Find each line containing the string "value" and return it.

--- EXTRACTED ENTRIES ---
* begin *
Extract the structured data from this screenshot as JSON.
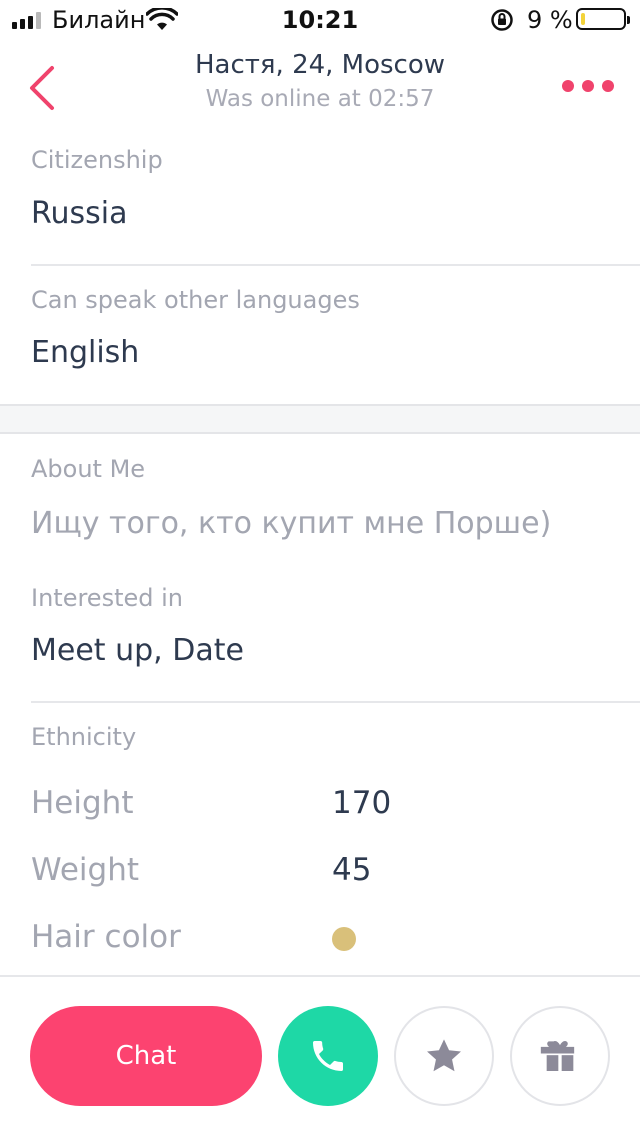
{
  "status_bar": {
    "carrier": "Билайн",
    "time": "10:21",
    "battery": "9 %",
    "battery_level": 0.09
  },
  "header": {
    "title": "Настя, 24, Moscow",
    "subtitle": "Was online at 02:57"
  },
  "profile": {
    "citizenship": {
      "label": "Citizenship",
      "value": "Russia"
    },
    "languages": {
      "label": "Can speak other languages",
      "value": "English"
    },
    "about": {
      "label": "About Me",
      "value": "Ищу того, кто купит мне Порше)"
    },
    "interested": {
      "label": "Interested in",
      "value": "Meet up, Date"
    },
    "ethnicity": {
      "label": "Ethnicity"
    },
    "height": {
      "label": "Height",
      "value": "170"
    },
    "weight": {
      "label": "Weight",
      "value": "45"
    },
    "hair_color": {
      "label": "Hair color",
      "color": "#d9c07a"
    }
  },
  "actions": {
    "chat_label": "Chat"
  },
  "icons": {
    "back": "chevron-left-icon",
    "more": "more-dots-icon",
    "call": "phone-icon",
    "favorite": "star-icon",
    "gift": "gift-icon"
  },
  "colors": {
    "accent": "#fc4370",
    "call": "#1ed8a6",
    "text_primary": "#2e3a4f",
    "text_secondary": "#a3a6b1"
  }
}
* end *
--- ANSWER FOR THIS EXERCISE ---
      "value": "Russia"
      "value": "English"
      "value": "Ищу того, кто купит мне Порше)"
      "value": "Meet up, Date"
      "value": "170"
      "value": "45"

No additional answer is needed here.